--- Short task ---
With the pictures left out, copy the listing below exactly.

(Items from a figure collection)

┌──

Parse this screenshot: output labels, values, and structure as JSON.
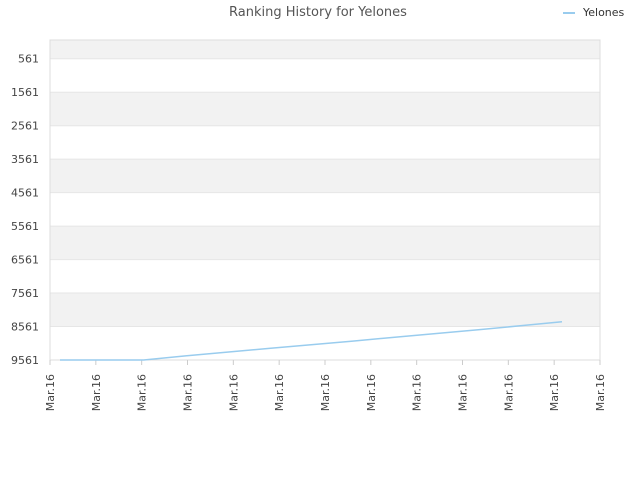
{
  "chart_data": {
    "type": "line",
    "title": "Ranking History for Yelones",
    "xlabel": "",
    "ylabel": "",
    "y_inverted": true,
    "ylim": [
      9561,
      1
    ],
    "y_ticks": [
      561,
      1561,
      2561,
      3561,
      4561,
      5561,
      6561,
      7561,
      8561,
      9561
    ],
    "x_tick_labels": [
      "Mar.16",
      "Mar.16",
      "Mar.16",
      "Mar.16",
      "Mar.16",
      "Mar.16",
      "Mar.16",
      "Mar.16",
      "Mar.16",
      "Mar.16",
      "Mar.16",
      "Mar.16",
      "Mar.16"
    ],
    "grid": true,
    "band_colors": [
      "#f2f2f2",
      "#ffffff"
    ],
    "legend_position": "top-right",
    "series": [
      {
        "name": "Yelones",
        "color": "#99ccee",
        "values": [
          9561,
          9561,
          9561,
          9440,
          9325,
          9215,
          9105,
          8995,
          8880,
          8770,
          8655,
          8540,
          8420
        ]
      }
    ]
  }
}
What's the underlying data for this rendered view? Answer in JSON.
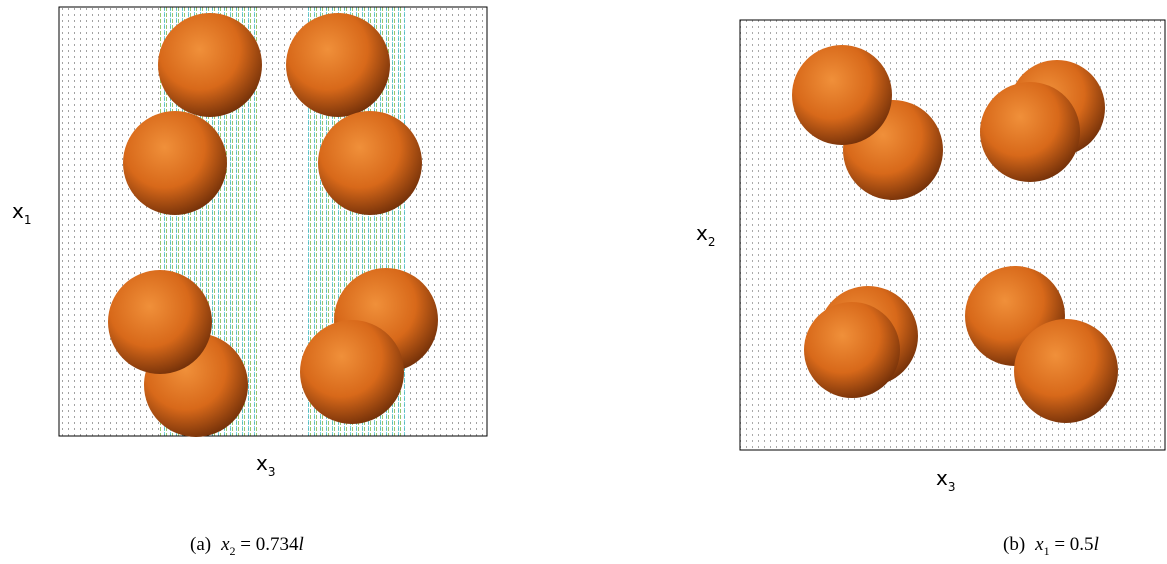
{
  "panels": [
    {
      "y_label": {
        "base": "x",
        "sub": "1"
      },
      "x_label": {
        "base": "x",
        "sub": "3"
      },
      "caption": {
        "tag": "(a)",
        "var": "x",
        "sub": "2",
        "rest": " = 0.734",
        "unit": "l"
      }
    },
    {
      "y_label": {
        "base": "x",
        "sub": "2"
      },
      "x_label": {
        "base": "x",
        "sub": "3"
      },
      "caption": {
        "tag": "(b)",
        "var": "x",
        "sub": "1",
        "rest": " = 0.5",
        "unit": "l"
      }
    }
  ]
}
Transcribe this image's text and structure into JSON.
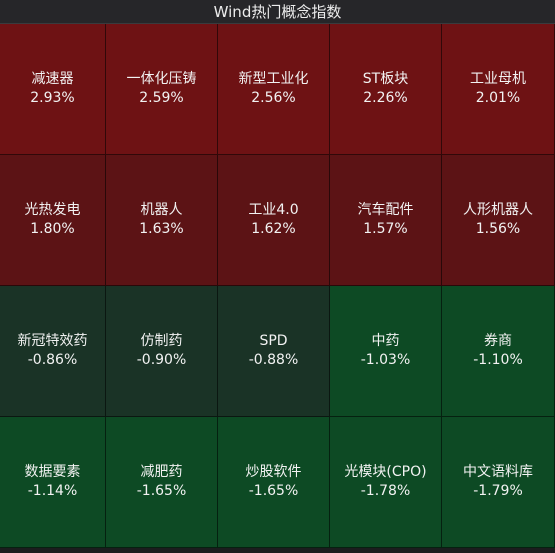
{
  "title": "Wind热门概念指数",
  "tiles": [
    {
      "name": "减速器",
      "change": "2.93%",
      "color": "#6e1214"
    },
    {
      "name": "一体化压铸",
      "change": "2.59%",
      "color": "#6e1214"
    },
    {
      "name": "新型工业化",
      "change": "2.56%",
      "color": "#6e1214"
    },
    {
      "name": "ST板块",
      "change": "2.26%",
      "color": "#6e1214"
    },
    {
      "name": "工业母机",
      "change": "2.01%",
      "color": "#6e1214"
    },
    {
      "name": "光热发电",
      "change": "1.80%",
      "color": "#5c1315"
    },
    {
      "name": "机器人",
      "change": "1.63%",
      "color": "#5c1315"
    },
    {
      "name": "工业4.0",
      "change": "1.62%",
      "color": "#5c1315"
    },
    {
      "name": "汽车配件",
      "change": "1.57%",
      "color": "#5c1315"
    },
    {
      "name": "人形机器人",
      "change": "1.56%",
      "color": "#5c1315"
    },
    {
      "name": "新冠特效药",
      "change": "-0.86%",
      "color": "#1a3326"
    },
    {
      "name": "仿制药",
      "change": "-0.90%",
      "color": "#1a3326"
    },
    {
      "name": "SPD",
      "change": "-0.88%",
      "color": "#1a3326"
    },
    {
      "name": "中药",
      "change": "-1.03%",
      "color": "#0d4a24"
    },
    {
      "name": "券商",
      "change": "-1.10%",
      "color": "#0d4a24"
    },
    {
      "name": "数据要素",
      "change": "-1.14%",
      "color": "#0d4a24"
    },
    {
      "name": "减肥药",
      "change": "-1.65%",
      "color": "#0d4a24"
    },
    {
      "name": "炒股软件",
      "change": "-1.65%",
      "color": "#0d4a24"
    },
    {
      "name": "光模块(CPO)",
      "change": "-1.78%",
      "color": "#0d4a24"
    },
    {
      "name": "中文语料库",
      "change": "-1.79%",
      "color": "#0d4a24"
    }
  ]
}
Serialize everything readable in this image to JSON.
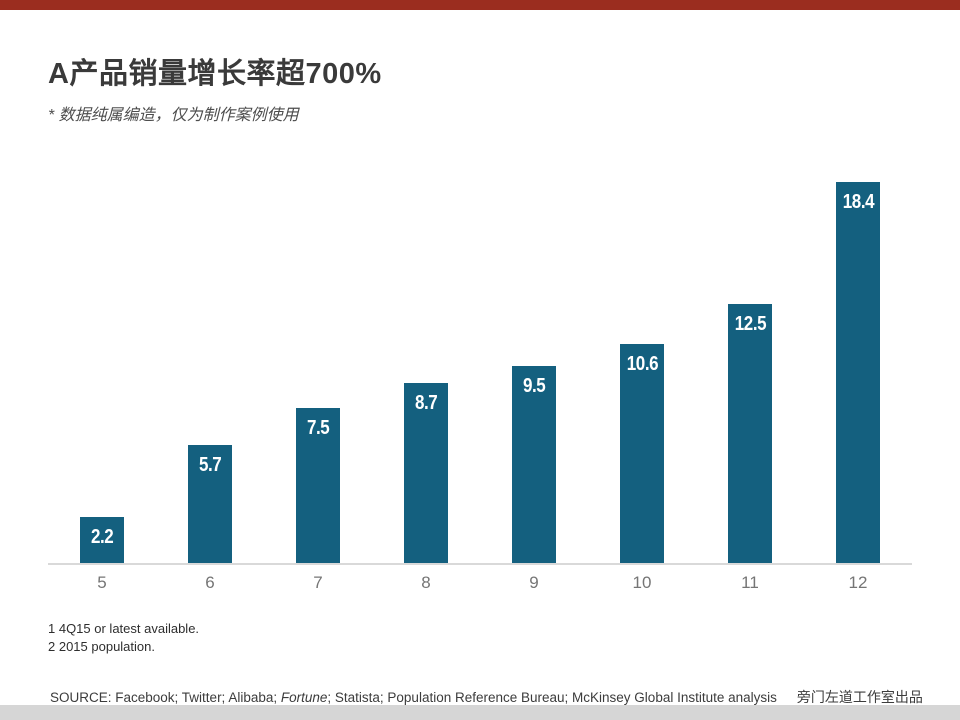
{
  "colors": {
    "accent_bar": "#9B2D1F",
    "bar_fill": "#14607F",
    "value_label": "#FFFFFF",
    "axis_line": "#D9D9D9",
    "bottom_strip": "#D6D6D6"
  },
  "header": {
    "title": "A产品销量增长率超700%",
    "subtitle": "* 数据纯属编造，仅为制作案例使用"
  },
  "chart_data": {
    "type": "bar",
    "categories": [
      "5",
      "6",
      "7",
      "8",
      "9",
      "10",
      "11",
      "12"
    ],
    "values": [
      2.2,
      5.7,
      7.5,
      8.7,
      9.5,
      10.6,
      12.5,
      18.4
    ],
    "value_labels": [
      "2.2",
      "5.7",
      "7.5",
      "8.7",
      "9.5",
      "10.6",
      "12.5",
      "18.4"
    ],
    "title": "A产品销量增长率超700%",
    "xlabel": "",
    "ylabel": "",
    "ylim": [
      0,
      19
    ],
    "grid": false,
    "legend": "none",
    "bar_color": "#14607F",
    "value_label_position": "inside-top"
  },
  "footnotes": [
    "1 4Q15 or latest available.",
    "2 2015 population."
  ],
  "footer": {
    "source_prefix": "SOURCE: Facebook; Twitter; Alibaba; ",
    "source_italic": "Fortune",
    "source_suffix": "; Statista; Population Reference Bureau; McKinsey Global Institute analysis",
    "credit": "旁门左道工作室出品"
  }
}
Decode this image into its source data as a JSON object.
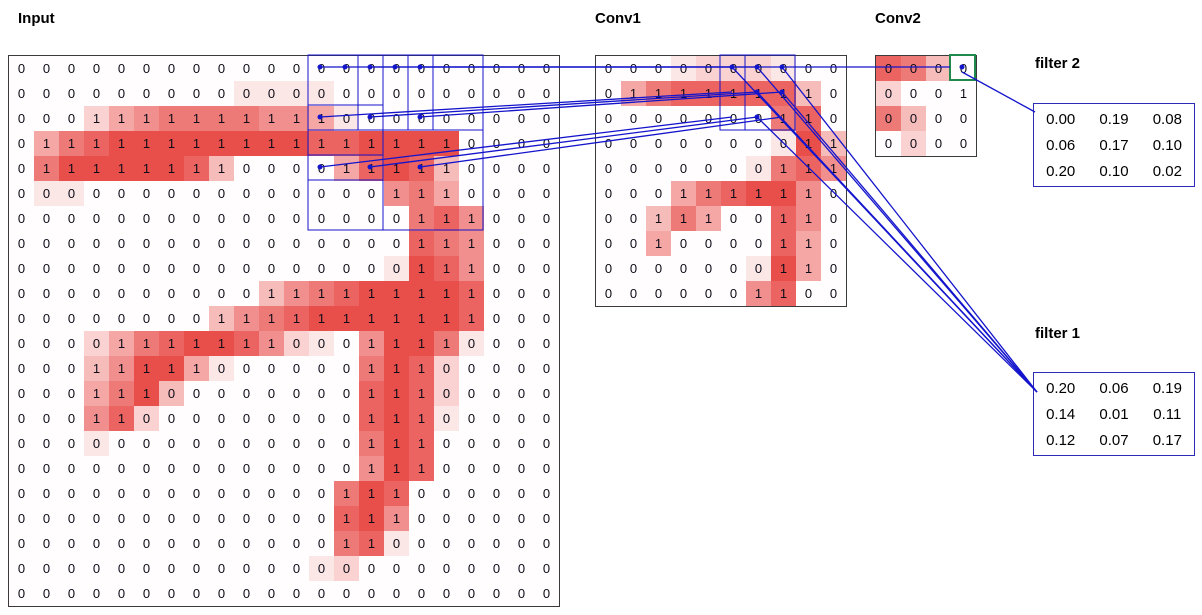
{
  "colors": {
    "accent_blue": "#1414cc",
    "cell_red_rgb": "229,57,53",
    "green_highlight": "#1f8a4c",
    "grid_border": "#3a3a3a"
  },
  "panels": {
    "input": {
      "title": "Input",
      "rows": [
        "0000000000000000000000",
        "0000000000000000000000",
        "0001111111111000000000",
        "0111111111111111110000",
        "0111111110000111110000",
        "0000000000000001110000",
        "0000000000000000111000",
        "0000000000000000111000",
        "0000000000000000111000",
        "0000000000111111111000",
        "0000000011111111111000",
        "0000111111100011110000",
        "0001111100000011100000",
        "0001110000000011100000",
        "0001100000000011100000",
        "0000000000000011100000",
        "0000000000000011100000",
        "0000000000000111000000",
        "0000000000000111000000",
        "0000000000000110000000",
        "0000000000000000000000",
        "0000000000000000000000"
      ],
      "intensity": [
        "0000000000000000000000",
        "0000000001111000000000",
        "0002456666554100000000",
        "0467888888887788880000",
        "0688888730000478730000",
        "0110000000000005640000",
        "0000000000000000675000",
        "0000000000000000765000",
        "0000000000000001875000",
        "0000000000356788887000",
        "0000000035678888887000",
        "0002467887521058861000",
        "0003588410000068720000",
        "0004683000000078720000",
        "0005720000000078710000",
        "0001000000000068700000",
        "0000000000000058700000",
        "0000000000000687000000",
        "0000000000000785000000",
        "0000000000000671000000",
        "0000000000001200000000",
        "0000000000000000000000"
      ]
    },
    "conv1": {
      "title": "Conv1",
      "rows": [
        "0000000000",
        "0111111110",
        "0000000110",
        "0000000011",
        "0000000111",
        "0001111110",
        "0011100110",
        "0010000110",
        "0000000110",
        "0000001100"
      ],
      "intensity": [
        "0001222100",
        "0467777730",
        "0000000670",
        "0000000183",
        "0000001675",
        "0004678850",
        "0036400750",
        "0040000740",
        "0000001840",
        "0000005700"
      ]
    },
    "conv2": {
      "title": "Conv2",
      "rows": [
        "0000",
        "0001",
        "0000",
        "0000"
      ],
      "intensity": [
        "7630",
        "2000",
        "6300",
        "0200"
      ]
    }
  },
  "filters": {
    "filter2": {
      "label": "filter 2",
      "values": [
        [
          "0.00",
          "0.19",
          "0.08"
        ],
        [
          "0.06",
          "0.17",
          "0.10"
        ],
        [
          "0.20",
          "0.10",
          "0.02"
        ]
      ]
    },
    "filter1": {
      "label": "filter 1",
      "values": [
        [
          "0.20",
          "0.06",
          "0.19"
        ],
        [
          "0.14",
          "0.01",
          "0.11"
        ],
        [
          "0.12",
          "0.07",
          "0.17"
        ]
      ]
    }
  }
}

└──

--- Exercise result ---
Parse this screenshot: output labels, values, and structure as JSON.
{
  "chart_data": {
    "type": "line",
    "title": "Ranking History for Yelones",
    "xlabel": "",
    "ylabel": "",
    "y_inverted": true,
    "ylim": [
      9561,
      1
    ],
    "y_ticks": [
      561,
      1561,
      2561,
      3561,
      4561,
      5561,
      6561,
      7561,
      8561,
      9561
    ],
    "x_tick_labels": [
      "Mar.16",
      "Mar.16",
      "Mar.16",
      "Mar.16",
      "Mar.16",
      "Mar.16",
      "Mar.16",
      "Mar.16",
      "Mar.16",
      "Mar.16",
      "Mar.16",
      "Mar.16",
      "Mar.16"
    ],
    "grid": true,
    "band_colors": [
      "#f2f2f2",
      "#ffffff"
    ],
    "legend_position": "top-right",
    "series": [
      {
        "name": "Yelones",
        "color": "#99ccee",
        "values": [
          9561,
          9561,
          9561,
          9440,
          9325,
          9215,
          9105,
          8995,
          8880,
          8770,
          8655,
          8540,
          8420
        ]
      }
    ]
  }
}
What's the underlying data for this rendered view? Answer in JSON.
{
  "panels": [
    {
      "y_label": {
        "base": "x",
        "sub": "1"
      },
      "x_label": {
        "base": "x",
        "sub": "3"
      },
      "caption": {
        "tag": "(a)",
        "var": "x",
        "sub": "2",
        "rest": " = 0.734",
        "unit": "l"
      }
    },
    {
      "y_label": {
        "base": "x",
        "sub": "2"
      },
      "x_label": {
        "base": "x",
        "sub": "3"
      },
      "caption": {
        "tag": "(b)",
        "var": "x",
        "sub": "1",
        "rest": " = 0.5",
        "unit": "l"
      }
    }
  ]
}
Transcribe this image's text and structure into JSON.
{
  "title": "Wind热门概念指数",
  "tiles": [
    {
      "name": "减速器",
      "change": "2.93%",
      "color": "#6e1214"
    },
    {
      "name": "一体化压铸",
      "change": "2.59%",
      "color": "#6e1214"
    },
    {
      "name": "新型工业化",
      "change": "2.56%",
      "color": "#6e1214"
    },
    {
      "name": "ST板块",
      "change": "2.26%",
      "color": "#6e1214"
    },
    {
      "name": "工业母机",
      "change": "2.01%",
      "color": "#6e1214"
    },
    {
      "name": "光热发电",
      "change": "1.80%",
      "color": "#5c1315"
    },
    {
      "name": "机器人",
      "change": "1.63%",
      "color": "#5c1315"
    },
    {
      "name": "工业4.0",
      "change": "1.62%",
      "color": "#5c1315"
    },
    {
      "name": "汽车配件",
      "change": "1.57%",
      "color": "#5c1315"
    },
    {
      "name": "人形机器人",
      "change": "1.56%",
      "color": "#5c1315"
    },
    {
      "name": "新冠特效药",
      "change": "-0.86%",
      "color": "#1a3326"
    },
    {
      "name": "仿制药",
      "change": "-0.90%",
      "color": "#1a3326"
    },
    {
      "name": "SPD",
      "change": "-0.88%",
      "color": "#1a3326"
    },
    {
      "name": "中药",
      "change": "-1.03%",
      "color": "#0d4a24"
    },
    {
      "name": "券商",
      "change": "-1.10%",
      "color": "#0d4a24"
    },
    {
      "name": "数据要素",
      "change": "-1.14%",
      "color": "#0d4a24"
    },
    {
      "name": "减肥药",
      "change": "-1.65%",
      "color": "#0d4a24"
    },
    {
      "name": "炒股软件",
      "change": "-1.65%",
      "color": "#0d4a24"
    },
    {
      "name": "光模块(CPO)",
      "change": "-1.78%",
      "color": "#0d4a24"
    },
    {
      "name": "中文语料库",
      "change": "-1.79%",
      "color": "#0d4a24"
    }
  ]
}
Serialize everything readable in this image to JSON.
{
  "colors": {
    "accent_bar": "#9B2D1F",
    "bar_fill": "#14607F",
    "value_label": "#FFFFFF",
    "axis_line": "#D9D9D9",
    "bottom_strip": "#D6D6D6"
  },
  "header": {
    "title": "A产品销量增长率超700%",
    "subtitle": "* 数据纯属编造，仅为制作案例使用"
  },
  "chart_data": {
    "type": "bar",
    "categories": [
      "5",
      "6",
      "7",
      "8",
      "9",
      "10",
      "11",
      "12"
    ],
    "values": [
      2.2,
      5.7,
      7.5,
      8.7,
      9.5,
      10.6,
      12.5,
      18.4
    ],
    "value_labels": [
      "2.2",
      "5.7",
      "7.5",
      "8.7",
      "9.5",
      "10.6",
      "12.5",
      "18.4"
    ],
    "title": "A产品销量增长率超700%",
    "xlabel": "",
    "ylabel": "",
    "ylim": [
      0,
      19
    ],
    "grid": false,
    "legend": "none",
    "bar_color": "#14607F",
    "value_label_position": "inside-top"
  },
  "footnotes": [
    "1 4Q15 or latest available.",
    "2 2015 population."
  ],
  "footer": {
    "source_prefix": "SOURCE: Facebook; Twitter; Alibaba; ",
    "source_italic": "Fortune",
    "source_suffix": "; Statista; Population Reference Bureau; McKinsey Global Institute analysis",
    "credit": "旁门左道工作室出品"
  }
}
Decode this image into its source data as a JSON object.
{
  "colors": {
    "accent_blue": "#1414cc",
    "cell_red_rgb": "229,57,53",
    "green_highlight": "#1f8a4c",
    "grid_border": "#3a3a3a"
  },
  "panels": {
    "input": {
      "title": "Input",
      "rows": [
        "0000000000000000000000",
        "0000000000000000000000",
        "0001111111111000000000",
        "0111111111111111110000",
        "0111111110000111110000",
        "0000000000000001110000",
        "0000000000000000111000",
        "0000000000000000111000",
        "0000000000000000111000",
        "0000000000111111111000",
        "0000000011111111111000",
        "0000111111100011110000",
        "0001111100000011100000",
        "0001110000000011100000",
        "0001100000000011100000",
        "0000000000000011100000",
        "0000000000000011100000",
        "0000000000000111000000",
        "0000000000000111000000",
        "0000000000000110000000",
        "0000000000000000000000",
        "0000000000000000000000"
      ],
      "intensity": [
        "0000000000000000000000",
        "0000000001111000000000",
        "0002456666554100000000",
        "0467888888887788880000",
        "0688888730000478730000",
        "0110000000000005640000",
        "0000000000000000675000",
        "0000000000000000765000",
        "0000000000000001875000",
        "0000000000356788887000",
        "0000000035678888887000",
        "0002467887521058861000",
        "0003588410000068720000",
        "0004683000000078720000",
        "0005720000000078710000",
        "0001000000000068700000",
        "0000000000000058700000",
        "0000000000000687000000",
        "0000000000000785000000",
        "0000000000000671000000",
        "0000000000001200000000",
        "0000000000000000000000"
      ]
    },
    "conv1": {
      "title": "Conv1",
      "rows": [
        "0000000000",
        "0111111110",
        "0000000110",
        "0000000011",
        "0000000111",
        "0001111110",
        "0011100110",
        "0010000110",
        "0000000110",
        "0000001100"
      ],
      "intensity": [
        "0001222100",
        "0467777730",
        "0000000670",
        "0000000183",
        "0000001675",
        "0004678850",
        "0036400750",
        "0040000740",
        "0000001840",
        "0000005700"
      ]
    },
    "conv2": {
      "title": "Conv2",
      "rows": [
        "0000",
        "0001",
        "0000",
        "0000"
      ],
      "intensity": [
        "7630",
        "2000",
        "6300",
        "0200"
      ]
    }
  },
  "filters": {
    "filter2": {
      "label": "filter 2",
      "values": [
        [
          "0.00",
          "0.19",
          "0.08"
        ],
        [
          "0.06",
          "0.17",
          "0.10"
        ],
        [
          "0.20",
          "0.10",
          "0.02"
        ]
      ]
    },
    "filter1": {
      "label": "filter 1",
      "values": [
        [
          "0.20",
          "0.06",
          "0.19"
        ],
        [
          "0.14",
          "0.01",
          "0.11"
        ],
        [
          "0.12",
          "0.07",
          "0.17"
        ]
      ]
    }
  }
}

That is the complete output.